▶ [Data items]
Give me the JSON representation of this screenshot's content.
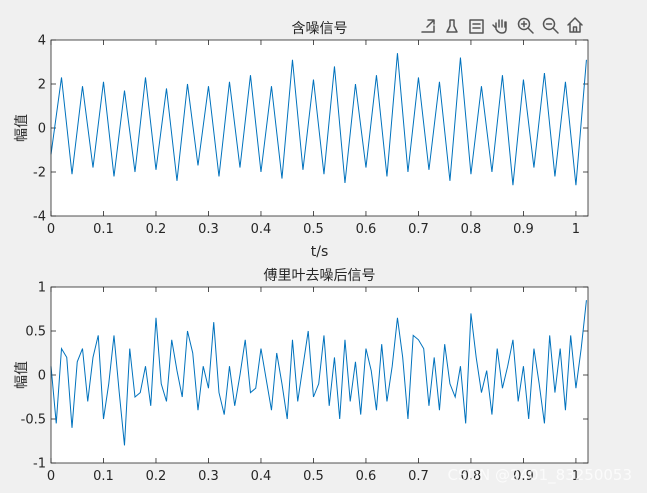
{
  "toolbar": {
    "icons": [
      "export-icon",
      "brush-icon",
      "legend-icon",
      "pan-icon",
      "zoom-in-icon",
      "zoom-out-icon",
      "home-icon"
    ]
  },
  "watermark": "CSDN @2401_83250053",
  "colors": {
    "line": "#0072bd",
    "axes_bg": "#ffffff",
    "figure_bg": "#f0f0f0"
  },
  "chart_data": [
    {
      "type": "line",
      "title": "含噪信号",
      "xlabel": "t/s",
      "ylabel": "幅值",
      "xlim": [
        0,
        1.023
      ],
      "ylim": [
        -4,
        4
      ],
      "xticks": [
        0,
        0.1,
        0.2,
        0.3,
        0.4,
        0.5,
        0.6,
        0.7,
        0.8,
        0.9,
        1
      ],
      "xtick_labels": [
        "0",
        "0.1",
        "0.2",
        "0.3",
        "0.4",
        "0.5",
        "0.6",
        "0.7",
        "0.8",
        "0.9",
        "1"
      ],
      "yticks": [
        -4,
        -2,
        0,
        2,
        4
      ],
      "ytick_labels": [
        "-4",
        "-2",
        "0",
        "2",
        "4"
      ],
      "series": [
        {
          "x": [
            0,
            0.02,
            0.04,
            0.06,
            0.08,
            0.1,
            0.12,
            0.14,
            0.16,
            0.18,
            0.2,
            0.22,
            0.24,
            0.26,
            0.28,
            0.3,
            0.32,
            0.34,
            0.36,
            0.38,
            0.4,
            0.42,
            0.44,
            0.46,
            0.48,
            0.5,
            0.52,
            0.54,
            0.56,
            0.58,
            0.6,
            0.62,
            0.64,
            0.66,
            0.68,
            0.7,
            0.72,
            0.74,
            0.76,
            0.78,
            0.8,
            0.82,
            0.84,
            0.86,
            0.88,
            0.9,
            0.92,
            0.94,
            0.96,
            0.98,
            1.0,
            1.02
          ],
          "y": [
            -1.2,
            2.3,
            -2.1,
            1.9,
            -1.8,
            2.1,
            -2.2,
            1.7,
            -2.0,
            2.3,
            -1.9,
            1.8,
            -2.4,
            2.0,
            -1.7,
            1.9,
            -2.2,
            2.1,
            -1.8,
            2.4,
            -2.0,
            1.9,
            -2.3,
            3.1,
            -1.9,
            2.2,
            -2.1,
            2.8,
            -2.5,
            2.0,
            -1.8,
            2.4,
            -2.2,
            3.4,
            -2.0,
            2.3,
            -1.9,
            2.1,
            -2.4,
            3.2,
            -2.1,
            1.9,
            -2.0,
            2.4,
            -2.6,
            2.2,
            -1.8,
            2.5,
            -2.2,
            2.1,
            -2.6,
            3.1
          ]
        }
      ]
    },
    {
      "type": "line",
      "title": "傅里叶去噪后信号",
      "xlabel": "",
      "ylabel": "幅值",
      "xlim": [
        0,
        1.023
      ],
      "ylim": [
        -1,
        1
      ],
      "xticks": [
        0,
        0.1,
        0.2,
        0.3,
        0.4,
        0.5,
        0.6,
        0.7,
        0.8,
        0.9,
        1
      ],
      "xtick_labels": [
        "0",
        "0.1",
        "0.2",
        "0.3",
        "0.4",
        "0.5",
        "0.6",
        "0.7",
        "0.8",
        "0.9",
        "1"
      ],
      "yticks": [
        -1,
        -0.5,
        0,
        0.5,
        1
      ],
      "ytick_labels": [
        "-1",
        "-0.5",
        "0",
        "0.5",
        "1"
      ],
      "series": [
        {
          "x": [
            0.0,
            0.01,
            0.02,
            0.03,
            0.04,
            0.05,
            0.06,
            0.07,
            0.08,
            0.09,
            0.1,
            0.11,
            0.12,
            0.13,
            0.14,
            0.15,
            0.16,
            0.17,
            0.18,
            0.19,
            0.2,
            0.21,
            0.22,
            0.23,
            0.24,
            0.25,
            0.26,
            0.27,
            0.28,
            0.29,
            0.3,
            0.31,
            0.32,
            0.33,
            0.34,
            0.35,
            0.36,
            0.37,
            0.38,
            0.39,
            0.4,
            0.41,
            0.42,
            0.43,
            0.44,
            0.45,
            0.46,
            0.47,
            0.48,
            0.49,
            0.5,
            0.51,
            0.52,
            0.53,
            0.54,
            0.55,
            0.56,
            0.57,
            0.58,
            0.59,
            0.6,
            0.61,
            0.62,
            0.63,
            0.64,
            0.65,
            0.66,
            0.67,
            0.68,
            0.69,
            0.7,
            0.71,
            0.72,
            0.73,
            0.74,
            0.75,
            0.76,
            0.77,
            0.78,
            0.79,
            0.8,
            0.81,
            0.82,
            0.83,
            0.84,
            0.85,
            0.86,
            0.87,
            0.88,
            0.89,
            0.9,
            0.91,
            0.92,
            0.93,
            0.94,
            0.95,
            0.96,
            0.97,
            0.98,
            0.99,
            1.0,
            1.01,
            1.02
          ],
          "y": [
            0.1,
            -0.55,
            0.3,
            0.2,
            -0.6,
            0.15,
            0.3,
            -0.3,
            0.2,
            0.45,
            -0.5,
            -0.1,
            0.45,
            -0.2,
            -0.8,
            0.3,
            -0.25,
            -0.2,
            0.1,
            -0.35,
            0.65,
            -0.1,
            -0.3,
            0.4,
            0.05,
            -0.25,
            0.5,
            0.25,
            -0.4,
            0.1,
            -0.15,
            0.6,
            -0.2,
            -0.45,
            0.1,
            -0.35,
            0.0,
            0.4,
            -0.2,
            -0.15,
            0.3,
            -0.05,
            -0.4,
            0.25,
            -0.1,
            -0.5,
            0.4,
            -0.3,
            0.1,
            0.5,
            -0.25,
            -0.1,
            0.45,
            -0.35,
            0.2,
            -0.5,
            0.4,
            -0.3,
            0.15,
            -0.45,
            0.3,
            0.05,
            -0.4,
            0.35,
            -0.3,
            0.1,
            0.65,
            0.2,
            -0.5,
            0.45,
            0.4,
            0.3,
            -0.35,
            0.2,
            -0.4,
            0.35,
            -0.1,
            -0.25,
            0.1,
            -0.55,
            0.7,
            0.2,
            -0.2,
            0.05,
            -0.45,
            0.3,
            -0.15,
            0.1,
            0.4,
            -0.3,
            0.1,
            -0.5,
            0.3,
            -0.1,
            -0.55,
            0.45,
            -0.2,
            0.3,
            -0.4,
            0.45,
            -0.15,
            0.3,
            0.85
          ]
        }
      ]
    }
  ]
}
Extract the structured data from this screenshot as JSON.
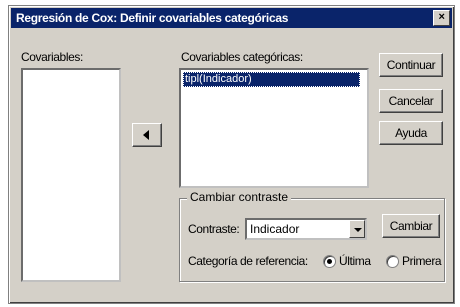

▶ [DIRECTIVE] Write out the entries above word for word. Do not include the pictures.

▶ [COMPLETE RESPONSE]
Give me the JSON representation of this screenshot's content.
{
  "toolbar": {
    "icons": [
      "export-icon",
      "brush-icon",
      "legend-icon",
      "pan-icon",
      "zoom-in-icon",
      "zoom-out-icon",
      "home-icon"
    ]
  },
  "watermark": "CSDN @2401_83250053",
  "colors": {
    "line": "#0072bd",
    "axes_bg": "#ffffff",
    "figure_bg": "#f0f0f0"
  },
  "chart_data": [
    {
      "type": "line",
      "title": "含噪信号",
      "xlabel": "t/s",
      "ylabel": "幅值",
      "xlim": [
        0,
        1.023
      ],
      "ylim": [
        -4,
        4
      ],
      "xticks": [
        0,
        0.1,
        0.2,
        0.3,
        0.4,
        0.5,
        0.6,
        0.7,
        0.8,
        0.9,
        1
      ],
      "xtick_labels": [
        "0",
        "0.1",
        "0.2",
        "0.3",
        "0.4",
        "0.5",
        "0.6",
        "0.7",
        "0.8",
        "0.9",
        "1"
      ],
      "yticks": [
        -4,
        -2,
        0,
        2,
        4
      ],
      "ytick_labels": [
        "-4",
        "-2",
        "0",
        "2",
        "4"
      ],
      "series": [
        {
          "x": [
            0,
            0.02,
            0.04,
            0.06,
            0.08,
            0.1,
            0.12,
            0.14,
            0.16,
            0.18,
            0.2,
            0.22,
            0.24,
            0.26,
            0.28,
            0.3,
            0.32,
            0.34,
            0.36,
            0.38,
            0.4,
            0.42,
            0.44,
            0.46,
            0.48,
            0.5,
            0.52,
            0.54,
            0.56,
            0.58,
            0.6,
            0.62,
            0.64,
            0.66,
            0.68,
            0.7,
            0.72,
            0.74,
            0.76,
            0.78,
            0.8,
            0.82,
            0.84,
            0.86,
            0.88,
            0.9,
            0.92,
            0.94,
            0.96,
            0.98,
            1.0,
            1.02
          ],
          "y": [
            -1.2,
            2.3,
            -2.1,
            1.9,
            -1.8,
            2.1,
            -2.2,
            1.7,
            -2.0,
            2.3,
            -1.9,
            1.8,
            -2.4,
            2.0,
            -1.7,
            1.9,
            -2.2,
            2.1,
            -1.8,
            2.4,
            -2.0,
            1.9,
            -2.3,
            3.1,
            -1.9,
            2.2,
            -2.1,
            2.8,
            -2.5,
            2.0,
            -1.8,
            2.4,
            -2.2,
            3.4,
            -2.0,
            2.3,
            -1.9,
            2.1,
            -2.4,
            3.2,
            -2.1,
            1.9,
            -2.0,
            2.4,
            -2.6,
            2.2,
            -1.8,
            2.5,
            -2.2,
            2.1,
            -2.6,
            3.1
          ]
        }
      ]
    },
    {
      "type": "line",
      "title": "傅里叶去噪后信号",
      "xlabel": "",
      "ylabel": "幅值",
      "xlim": [
        0,
        1.023
      ],
      "ylim": [
        -1,
        1
      ],
      "xticks": [
        0,
        0.1,
        0.2,
        0.3,
        0.4,
        0.5,
        0.6,
        0.7,
        0.8,
        0.9,
        1
      ],
      "xtick_labels": [
        "0",
        "0.1",
        "0.2",
        "0.3",
        "0.4",
        "0.5",
        "0.6",
        "0.7",
        "0.8",
        "0.9",
        "1"
      ],
      "yticks": [
        -1,
        -0.5,
        0,
        0.5,
        1
      ],
      "ytick_labels": [
        "-1",
        "-0.5",
        "0",
        "0.5",
        "1"
      ],
      "series": [
        {
          "x": [
            0.0,
            0.01,
            0.02,
            0.03,
            0.04,
            0.05,
            0.06,
            0.07,
            0.08,
            0.09,
            0.1,
            0.11,
            0.12,
            0.13,
            0.14,
            0.15,
            0.16,
            0.17,
            0.18,
            0.19,
            0.2,
            0.21,
            0.22,
            0.23,
            0.24,
            0.25,
            0.26,
            0.27,
            0.28,
            0.29,
            0.3,
            0.31,
            0.32,
            0.33,
            0.34,
            0.35,
            0.36,
            0.37,
            0.38,
            0.39,
            0.4,
            0.41,
            0.42,
            0.43,
            0.44,
            0.45,
            0.46,
            0.47,
            0.48,
            0.49,
            0.5,
            0.51,
            0.52,
            0.53,
            0.54,
            0.55,
            0.56,
            0.57,
            0.58,
            0.59,
            0.6,
            0.61,
            0.62,
            0.63,
            0.64,
            0.65,
            0.66,
            0.67,
            0.68,
            0.69,
            0.7,
            0.71,
            0.72,
            0.73,
            0.74,
            0.75,
            0.76,
            0.77,
            0.78,
            0.79,
            0.8,
            0.81,
            0.82,
            0.83,
            0.84,
            0.85,
            0.86,
            0.87,
            0.88,
            0.89,
            0.9,
            0.91,
            0.92,
            0.93,
            0.94,
            0.95,
            0.96,
            0.97,
            0.98,
            0.99,
            1.0,
            1.01,
            1.02
          ],
          "y": [
            0.1,
            -0.55,
            0.3,
            0.2,
            -0.6,
            0.15,
            0.3,
            -0.3,
            0.2,
            0.45,
            -0.5,
            -0.1,
            0.45,
            -0.2,
            -0.8,
            0.3,
            -0.25,
            -0.2,
            0.1,
            -0.35,
            0.65,
            -0.1,
            -0.3,
            0.4,
            0.05,
            -0.25,
            0.5,
            0.25,
            -0.4,
            0.1,
            -0.15,
            0.6,
            -0.2,
            -0.45,
            0.1,
            -0.35,
            0.0,
            0.4,
            -0.2,
            -0.15,
            0.3,
            -0.05,
            -0.4,
            0.25,
            -0.1,
            -0.5,
            0.4,
            -0.3,
            0.1,
            0.5,
            -0.25,
            -0.1,
            0.45,
            -0.35,
            0.2,
            -0.5,
            0.4,
            -0.3,
            0.15,
            -0.45,
            0.3,
            0.05,
            -0.4,
            0.35,
            -0.3,
            0.1,
            0.65,
            0.2,
            -0.5,
            0.45,
            0.4,
            0.3,
            -0.35,
            0.2,
            -0.4,
            0.35,
            -0.1,
            -0.25,
            0.1,
            -0.55,
            0.7,
            0.2,
            -0.2,
            0.05,
            -0.45,
            0.3,
            -0.15,
            0.1,
            0.4,
            -0.3,
            0.1,
            -0.5,
            0.3,
            -0.1,
            -0.55,
            0.45,
            -0.2,
            0.3,
            -0.4,
            0.45,
            -0.15,
            0.3,
            0.85
          ]
        }
      ]
    }
  ]
}
Extract the structured data from this screenshot as JSON.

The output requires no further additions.